§ Instructions for the task: Filter this material down to the lines that hold "Check", copying each one.

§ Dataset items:
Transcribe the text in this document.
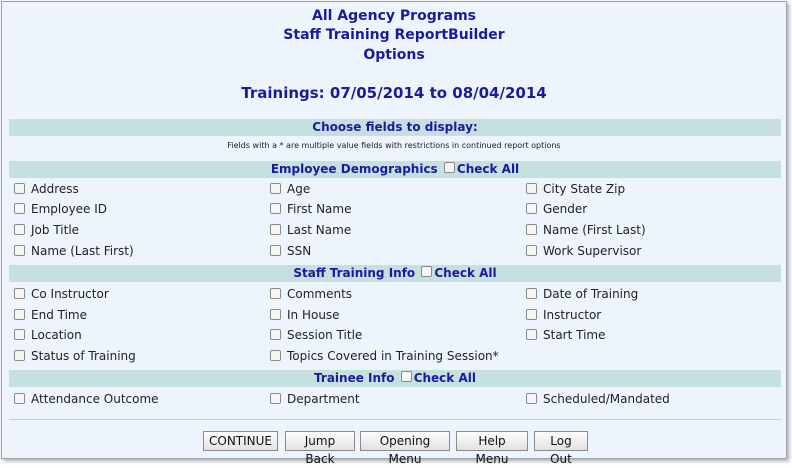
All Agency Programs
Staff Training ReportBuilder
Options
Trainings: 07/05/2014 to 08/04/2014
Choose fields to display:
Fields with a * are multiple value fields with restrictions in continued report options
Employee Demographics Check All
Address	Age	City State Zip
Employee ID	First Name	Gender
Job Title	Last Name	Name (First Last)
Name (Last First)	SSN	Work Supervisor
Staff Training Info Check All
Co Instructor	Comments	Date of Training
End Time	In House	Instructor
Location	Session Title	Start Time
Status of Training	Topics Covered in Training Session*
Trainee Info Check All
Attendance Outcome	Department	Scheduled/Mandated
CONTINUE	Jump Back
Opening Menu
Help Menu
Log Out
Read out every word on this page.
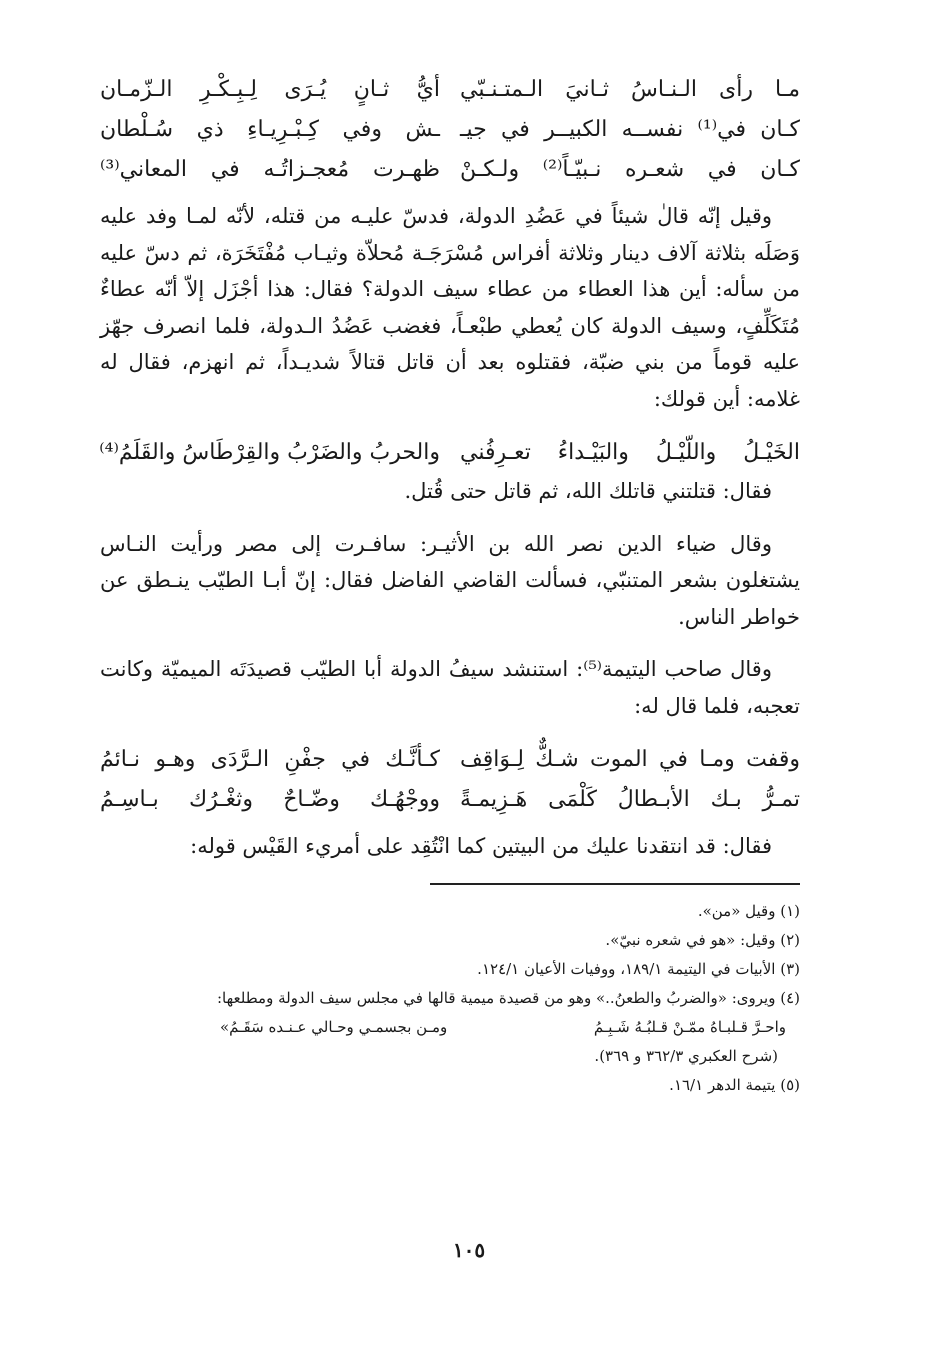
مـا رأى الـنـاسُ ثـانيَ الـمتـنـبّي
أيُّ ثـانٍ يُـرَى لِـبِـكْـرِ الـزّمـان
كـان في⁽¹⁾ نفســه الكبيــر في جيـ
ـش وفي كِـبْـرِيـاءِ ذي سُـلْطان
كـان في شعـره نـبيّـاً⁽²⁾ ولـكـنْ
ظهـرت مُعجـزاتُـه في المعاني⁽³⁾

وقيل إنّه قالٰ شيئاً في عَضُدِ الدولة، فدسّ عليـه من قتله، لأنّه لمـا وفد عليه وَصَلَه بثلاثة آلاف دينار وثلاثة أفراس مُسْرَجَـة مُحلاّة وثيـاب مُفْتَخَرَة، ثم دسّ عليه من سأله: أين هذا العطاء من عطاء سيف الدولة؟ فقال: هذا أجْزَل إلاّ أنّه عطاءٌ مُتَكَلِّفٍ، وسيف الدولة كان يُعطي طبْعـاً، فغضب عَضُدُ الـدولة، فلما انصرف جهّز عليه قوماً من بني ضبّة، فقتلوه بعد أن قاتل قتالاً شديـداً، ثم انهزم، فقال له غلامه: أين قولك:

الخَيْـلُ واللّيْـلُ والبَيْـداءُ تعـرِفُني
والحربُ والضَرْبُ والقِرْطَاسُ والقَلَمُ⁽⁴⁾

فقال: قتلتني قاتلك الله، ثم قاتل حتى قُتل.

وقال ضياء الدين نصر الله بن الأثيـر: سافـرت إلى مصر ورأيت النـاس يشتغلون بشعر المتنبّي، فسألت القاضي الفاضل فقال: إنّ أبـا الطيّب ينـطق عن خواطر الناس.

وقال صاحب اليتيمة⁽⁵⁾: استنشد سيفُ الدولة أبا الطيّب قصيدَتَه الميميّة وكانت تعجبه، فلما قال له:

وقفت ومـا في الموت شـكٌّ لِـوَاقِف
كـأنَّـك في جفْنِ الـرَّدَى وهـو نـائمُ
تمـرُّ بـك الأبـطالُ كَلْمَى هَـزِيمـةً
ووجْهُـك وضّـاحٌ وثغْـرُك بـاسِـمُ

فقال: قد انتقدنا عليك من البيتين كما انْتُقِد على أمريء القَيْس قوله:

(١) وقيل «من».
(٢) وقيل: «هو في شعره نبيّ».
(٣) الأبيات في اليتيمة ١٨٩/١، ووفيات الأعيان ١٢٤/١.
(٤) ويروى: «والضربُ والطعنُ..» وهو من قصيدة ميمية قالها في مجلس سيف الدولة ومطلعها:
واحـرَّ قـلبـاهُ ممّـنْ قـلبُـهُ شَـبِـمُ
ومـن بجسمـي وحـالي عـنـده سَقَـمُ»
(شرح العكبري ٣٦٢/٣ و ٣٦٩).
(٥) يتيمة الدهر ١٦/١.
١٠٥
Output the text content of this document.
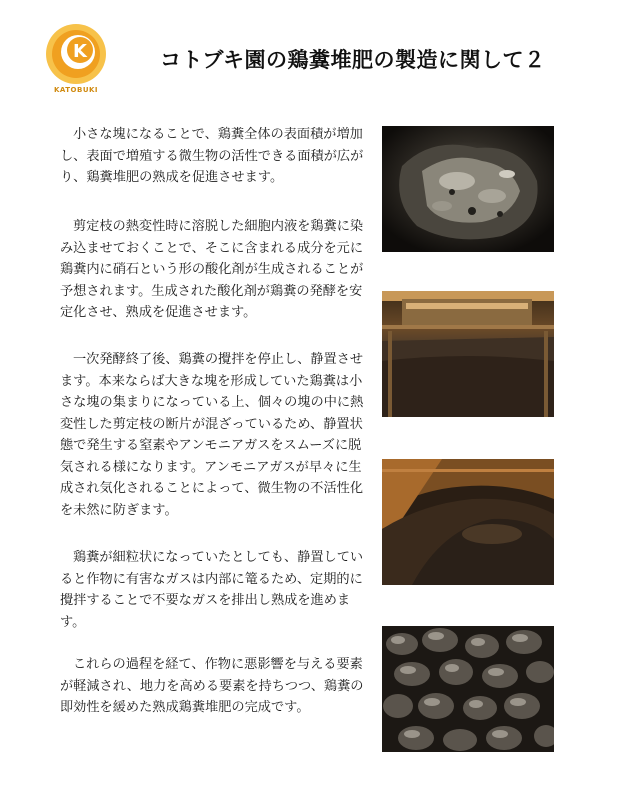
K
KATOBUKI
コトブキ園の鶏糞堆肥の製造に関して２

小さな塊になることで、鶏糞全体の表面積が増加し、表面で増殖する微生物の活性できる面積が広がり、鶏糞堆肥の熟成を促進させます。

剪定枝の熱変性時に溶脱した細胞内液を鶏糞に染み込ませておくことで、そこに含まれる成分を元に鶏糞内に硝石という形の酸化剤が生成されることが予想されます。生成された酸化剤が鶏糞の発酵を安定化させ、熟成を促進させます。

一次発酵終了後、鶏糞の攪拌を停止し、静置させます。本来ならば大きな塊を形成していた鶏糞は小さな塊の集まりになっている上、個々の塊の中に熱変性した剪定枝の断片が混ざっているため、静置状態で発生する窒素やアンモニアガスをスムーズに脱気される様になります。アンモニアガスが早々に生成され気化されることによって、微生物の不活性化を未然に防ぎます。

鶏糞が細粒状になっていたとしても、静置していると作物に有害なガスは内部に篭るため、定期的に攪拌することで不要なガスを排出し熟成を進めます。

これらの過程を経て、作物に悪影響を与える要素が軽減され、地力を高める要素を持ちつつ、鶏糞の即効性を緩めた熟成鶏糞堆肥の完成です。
---
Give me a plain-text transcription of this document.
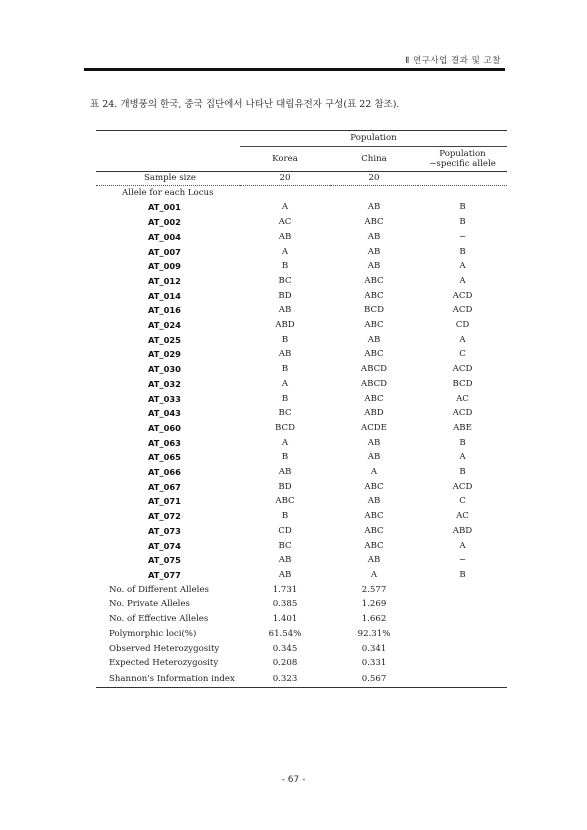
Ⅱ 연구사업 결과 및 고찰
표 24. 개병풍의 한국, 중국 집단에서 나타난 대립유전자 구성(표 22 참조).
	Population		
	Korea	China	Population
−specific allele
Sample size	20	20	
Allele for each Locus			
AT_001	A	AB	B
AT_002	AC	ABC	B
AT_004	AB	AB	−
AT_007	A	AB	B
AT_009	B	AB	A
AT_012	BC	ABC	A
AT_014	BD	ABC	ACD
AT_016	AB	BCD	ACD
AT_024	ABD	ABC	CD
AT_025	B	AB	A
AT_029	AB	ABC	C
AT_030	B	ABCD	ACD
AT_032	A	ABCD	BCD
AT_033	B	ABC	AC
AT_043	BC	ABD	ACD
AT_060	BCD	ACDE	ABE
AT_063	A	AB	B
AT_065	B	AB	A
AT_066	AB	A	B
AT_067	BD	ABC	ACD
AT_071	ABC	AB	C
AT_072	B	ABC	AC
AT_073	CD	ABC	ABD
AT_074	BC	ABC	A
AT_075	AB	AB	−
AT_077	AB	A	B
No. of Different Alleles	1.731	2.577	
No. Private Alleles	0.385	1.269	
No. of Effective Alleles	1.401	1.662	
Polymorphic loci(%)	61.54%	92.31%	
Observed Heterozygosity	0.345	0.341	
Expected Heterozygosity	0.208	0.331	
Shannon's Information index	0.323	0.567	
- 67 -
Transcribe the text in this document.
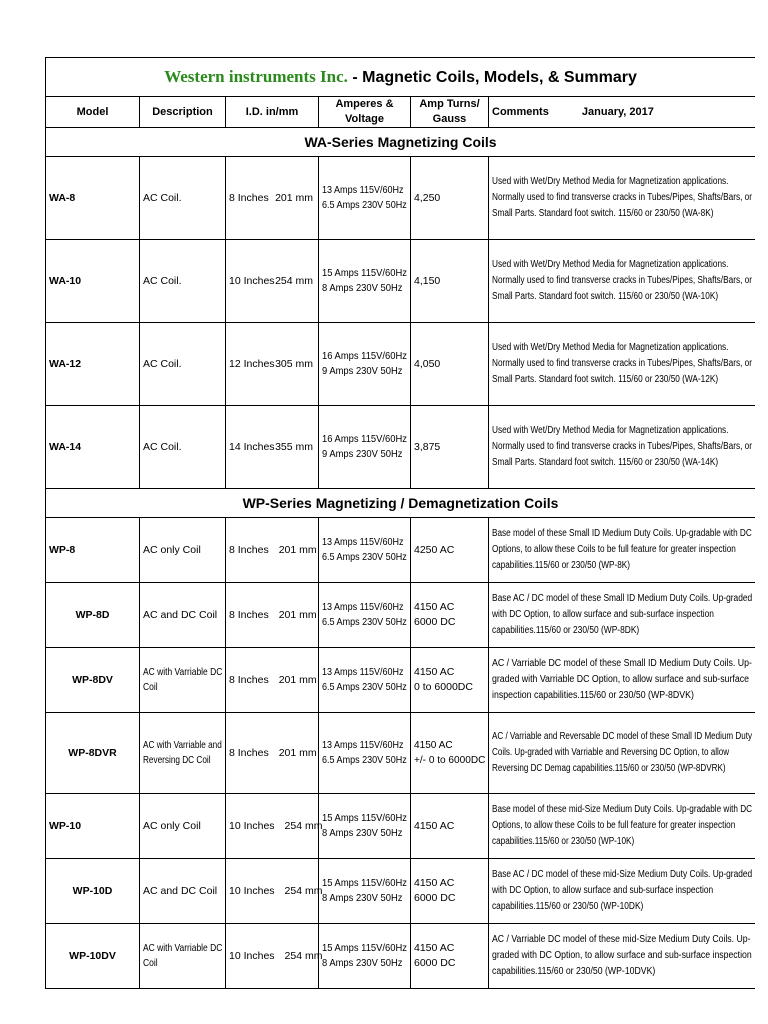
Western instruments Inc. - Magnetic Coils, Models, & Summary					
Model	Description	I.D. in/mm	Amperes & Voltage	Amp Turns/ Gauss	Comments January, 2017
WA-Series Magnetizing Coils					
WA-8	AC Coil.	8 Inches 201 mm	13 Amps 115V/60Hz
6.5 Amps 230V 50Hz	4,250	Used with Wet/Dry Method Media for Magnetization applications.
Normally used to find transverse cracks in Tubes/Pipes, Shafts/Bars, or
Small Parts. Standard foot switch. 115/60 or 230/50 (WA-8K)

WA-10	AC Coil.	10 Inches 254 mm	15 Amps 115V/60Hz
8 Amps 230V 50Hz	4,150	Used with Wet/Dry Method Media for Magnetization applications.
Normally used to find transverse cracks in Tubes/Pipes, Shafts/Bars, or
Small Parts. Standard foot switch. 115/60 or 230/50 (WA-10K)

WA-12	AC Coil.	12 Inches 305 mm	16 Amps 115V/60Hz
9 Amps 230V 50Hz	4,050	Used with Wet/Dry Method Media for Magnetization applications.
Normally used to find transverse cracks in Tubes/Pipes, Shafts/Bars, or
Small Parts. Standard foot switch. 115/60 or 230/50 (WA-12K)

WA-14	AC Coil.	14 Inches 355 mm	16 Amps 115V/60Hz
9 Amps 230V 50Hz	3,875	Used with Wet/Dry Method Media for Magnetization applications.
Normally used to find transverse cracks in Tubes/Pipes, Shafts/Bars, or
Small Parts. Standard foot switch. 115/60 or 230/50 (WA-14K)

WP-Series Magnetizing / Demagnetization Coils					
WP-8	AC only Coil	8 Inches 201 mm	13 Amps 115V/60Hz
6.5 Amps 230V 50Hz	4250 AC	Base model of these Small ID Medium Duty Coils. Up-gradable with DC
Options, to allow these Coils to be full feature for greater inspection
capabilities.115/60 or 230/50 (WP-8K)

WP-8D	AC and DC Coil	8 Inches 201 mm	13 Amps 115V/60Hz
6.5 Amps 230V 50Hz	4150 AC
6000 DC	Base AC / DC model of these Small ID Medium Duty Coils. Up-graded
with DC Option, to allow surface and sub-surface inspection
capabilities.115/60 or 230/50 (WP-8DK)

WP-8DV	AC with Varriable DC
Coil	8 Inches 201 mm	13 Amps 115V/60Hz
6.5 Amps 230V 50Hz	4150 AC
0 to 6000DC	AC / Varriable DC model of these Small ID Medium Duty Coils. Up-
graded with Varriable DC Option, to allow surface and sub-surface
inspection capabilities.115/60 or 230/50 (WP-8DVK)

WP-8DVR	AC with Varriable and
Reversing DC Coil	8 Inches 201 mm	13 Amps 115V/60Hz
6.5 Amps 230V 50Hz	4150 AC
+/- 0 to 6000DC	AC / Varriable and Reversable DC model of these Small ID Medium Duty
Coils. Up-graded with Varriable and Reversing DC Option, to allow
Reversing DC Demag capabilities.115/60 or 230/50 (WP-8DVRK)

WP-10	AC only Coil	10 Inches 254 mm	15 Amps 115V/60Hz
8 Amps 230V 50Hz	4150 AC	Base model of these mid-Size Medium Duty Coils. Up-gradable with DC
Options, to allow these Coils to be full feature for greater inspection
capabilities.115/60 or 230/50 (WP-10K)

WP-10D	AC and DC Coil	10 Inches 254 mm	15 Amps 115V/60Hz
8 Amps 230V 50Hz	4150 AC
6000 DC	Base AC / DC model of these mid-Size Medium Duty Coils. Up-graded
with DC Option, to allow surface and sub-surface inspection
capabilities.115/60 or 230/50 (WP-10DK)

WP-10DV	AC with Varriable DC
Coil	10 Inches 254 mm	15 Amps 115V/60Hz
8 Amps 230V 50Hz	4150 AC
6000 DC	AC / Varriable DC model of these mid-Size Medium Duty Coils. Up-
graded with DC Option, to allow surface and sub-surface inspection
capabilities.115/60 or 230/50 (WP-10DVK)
* * *
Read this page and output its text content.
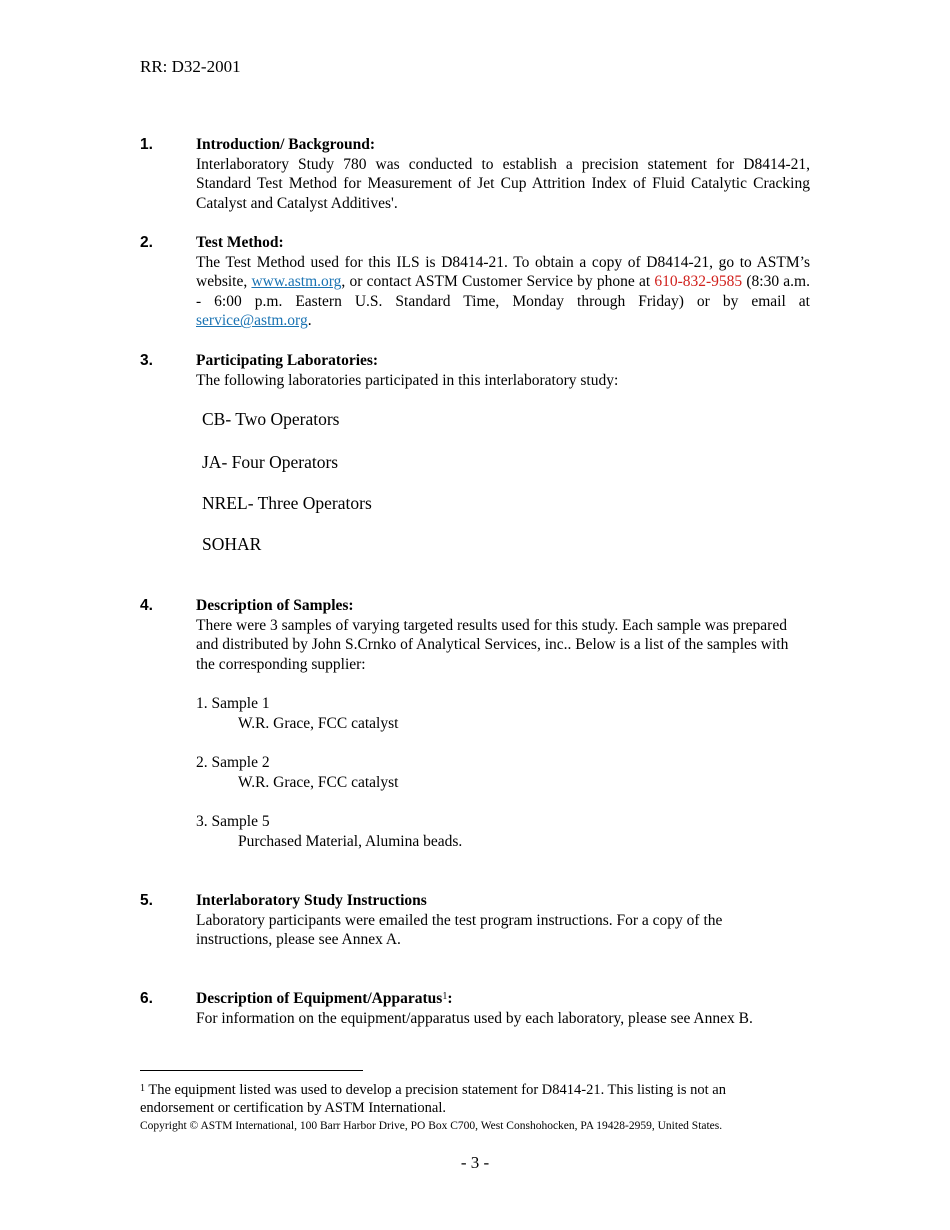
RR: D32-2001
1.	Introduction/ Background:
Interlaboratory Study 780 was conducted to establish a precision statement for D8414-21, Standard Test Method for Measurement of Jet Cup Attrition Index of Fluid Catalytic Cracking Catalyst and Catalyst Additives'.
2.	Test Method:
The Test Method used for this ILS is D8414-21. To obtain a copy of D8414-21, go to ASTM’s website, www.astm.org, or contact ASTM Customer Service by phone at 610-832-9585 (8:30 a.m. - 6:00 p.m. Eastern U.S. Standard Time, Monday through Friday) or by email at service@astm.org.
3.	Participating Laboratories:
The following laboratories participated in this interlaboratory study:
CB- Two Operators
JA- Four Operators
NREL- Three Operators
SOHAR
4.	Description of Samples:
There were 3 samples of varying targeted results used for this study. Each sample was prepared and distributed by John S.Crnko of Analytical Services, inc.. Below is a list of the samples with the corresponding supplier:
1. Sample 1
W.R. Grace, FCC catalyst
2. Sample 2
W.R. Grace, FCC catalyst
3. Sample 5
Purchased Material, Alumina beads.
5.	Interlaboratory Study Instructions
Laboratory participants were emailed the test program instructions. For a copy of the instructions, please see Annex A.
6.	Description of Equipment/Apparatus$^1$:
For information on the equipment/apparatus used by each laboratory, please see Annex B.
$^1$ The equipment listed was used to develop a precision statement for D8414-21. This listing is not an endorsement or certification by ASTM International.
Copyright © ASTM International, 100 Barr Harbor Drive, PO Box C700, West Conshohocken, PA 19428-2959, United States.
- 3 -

§ Result:
Employee Demographics Check All
Staff Training Info Check All
Trainee Info Check All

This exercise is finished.